*** MATERIALS PROVIDED

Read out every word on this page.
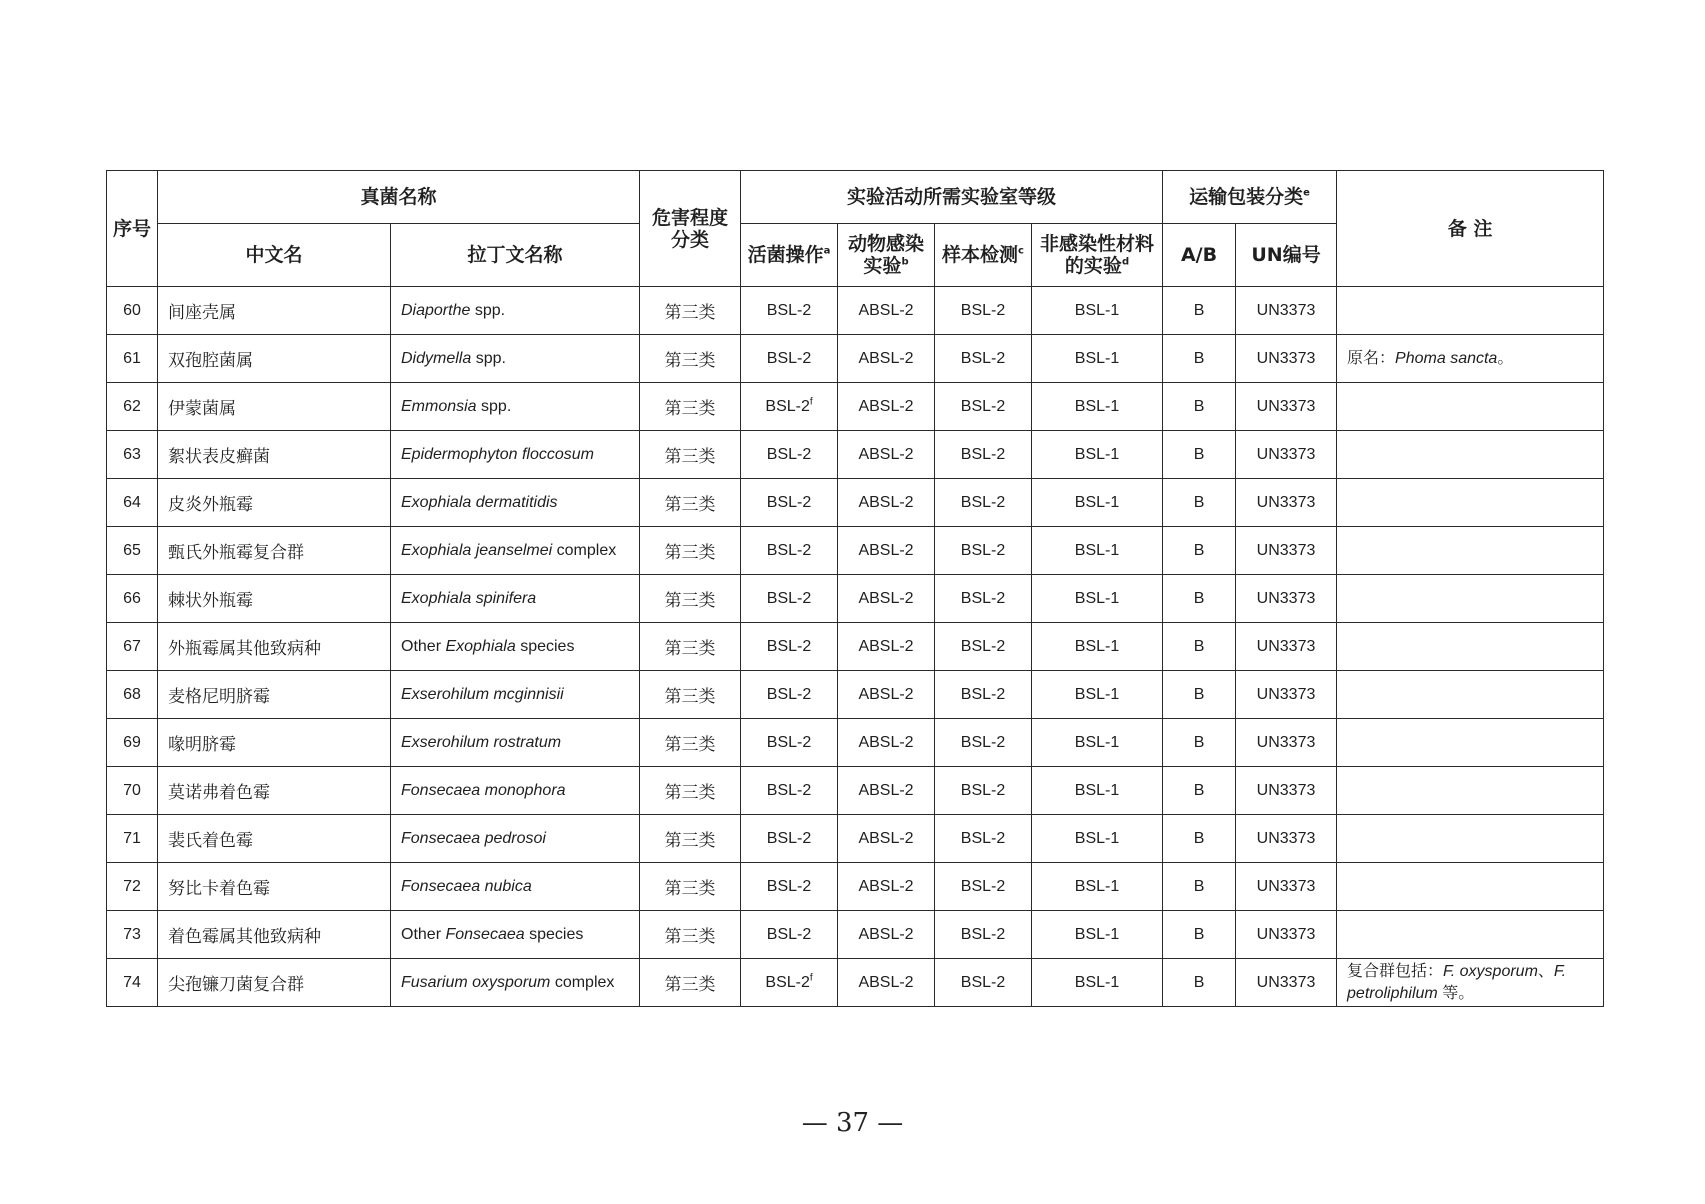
序号	真菌名称		危害程度分类	实验活动所需实验室等级				运输包装分类$^e$		备 注
	中文名	拉丁文名称		活菌操作$^a$	动物感染实验$^b$	样本检测$^c$	非感染性材料的实验$^d$	A/B	UN编号	
60	间座壳属	Diaporthe spp.	第三类	BSL-2	ABSL-2	BSL-2	BSL-1	B	UN3373	
61	双孢腔菌属	Didymella spp.	第三类	BSL-2	ABSL-2	BSL-2	BSL-1	B	UN3373	原名：Phoma sancta。
62	伊蒙菌属	Emmonsia spp.	第三类	BSL-2$^f$	ABSL-2	BSL-2	BSL-1	B	UN3373	
63	絮状表皮癣菌	Epidermophyton floccosum	第三类	BSL-2	ABSL-2	BSL-2	BSL-1	B	UN3373	
64	皮炎外瓶霉	Exophiala dermatitidis	第三类	BSL-2	ABSL-2	BSL-2	BSL-1	B	UN3373	
65	甄氏外瓶霉复合群	Exophiala jeanselmei complex	第三类	BSL-2	ABSL-2	BSL-2	BSL-1	B	UN3373	
66	棘状外瓶霉	Exophiala spinifera	第三类	BSL-2	ABSL-2	BSL-2	BSL-1	B	UN3373	
67	外瓶霉属其他致病种	Other Exophiala species	第三类	BSL-2	ABSL-2	BSL-2	BSL-1	B	UN3373	
68	麦格尼明脐霉	Exserohilum mcginnisii	第三类	BSL-2	ABSL-2	BSL-2	BSL-1	B	UN3373	
69	喙明脐霉	Exserohilum rostratum	第三类	BSL-2	ABSL-2	BSL-2	BSL-1	B	UN3373	
70	莫诺弗着色霉	Fonsecaea monophora	第三类	BSL-2	ABSL-2	BSL-2	BSL-1	B	UN3373	
71	裴氏着色霉	Fonsecaea pedrosoi	第三类	BSL-2	ABSL-2	BSL-2	BSL-1	B	UN3373	
72	努比卡着色霉	Fonsecaea nubica	第三类	BSL-2	ABSL-2	BSL-2	BSL-1	B	UN3373	
73	着色霉属其他致病种	Other Fonsecaea species	第三类	BSL-2	ABSL-2	BSL-2	BSL-1	B	UN3373	
74	尖孢镰刀菌复合群	Fusarium oxysporum complex	第三类	BSL-2$^f$	ABSL-2	BSL-2	BSL-1	B	UN3373	复合群包括：F. oxysporum、F. petroliphilum 等。
— 37 —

******

◆ TASK DETAILS ◆
Identify and copy the lines holding the word "Exserohilum".

◆ ANSWER TO THIS TASK ◆
68	麦格尼明脐霉	Exserohilum mcginnisii	第三类	BSL-2	ABSL-2	BSL-2	BSL-1	B	UN3373	
69	喙明脐霉	Exserohilum rostratum	第三类	BSL-2	ABSL-2	BSL-2	BSL-1	B	UN3373	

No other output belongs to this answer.